● Aim of the task: For every line in the records that has the word "Subscriptions", make a copy.
··········
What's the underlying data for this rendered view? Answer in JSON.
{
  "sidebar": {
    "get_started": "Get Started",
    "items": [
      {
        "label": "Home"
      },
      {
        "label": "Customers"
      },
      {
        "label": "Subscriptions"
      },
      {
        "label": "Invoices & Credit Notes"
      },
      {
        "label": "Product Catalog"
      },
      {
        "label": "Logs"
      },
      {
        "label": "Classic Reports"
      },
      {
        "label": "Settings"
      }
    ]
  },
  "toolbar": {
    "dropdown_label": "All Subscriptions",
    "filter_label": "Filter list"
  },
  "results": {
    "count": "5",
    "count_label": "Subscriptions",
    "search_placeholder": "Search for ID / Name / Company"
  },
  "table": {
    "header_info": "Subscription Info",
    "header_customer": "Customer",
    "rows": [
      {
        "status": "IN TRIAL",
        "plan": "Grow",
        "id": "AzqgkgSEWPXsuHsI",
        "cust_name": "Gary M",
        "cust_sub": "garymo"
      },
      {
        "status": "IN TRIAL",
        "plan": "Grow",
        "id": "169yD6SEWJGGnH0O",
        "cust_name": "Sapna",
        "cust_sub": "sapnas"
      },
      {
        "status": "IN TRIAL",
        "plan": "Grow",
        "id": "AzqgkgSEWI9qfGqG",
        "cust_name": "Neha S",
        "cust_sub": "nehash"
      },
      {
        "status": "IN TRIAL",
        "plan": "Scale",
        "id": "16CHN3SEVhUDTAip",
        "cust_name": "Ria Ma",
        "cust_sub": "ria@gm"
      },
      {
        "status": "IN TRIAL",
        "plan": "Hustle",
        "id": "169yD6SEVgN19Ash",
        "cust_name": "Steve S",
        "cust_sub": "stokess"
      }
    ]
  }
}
··········
● Result below:
        "label": "Subscriptions"
    "dropdown_label": "All Subscriptions",
    "count_label": "Subscriptions",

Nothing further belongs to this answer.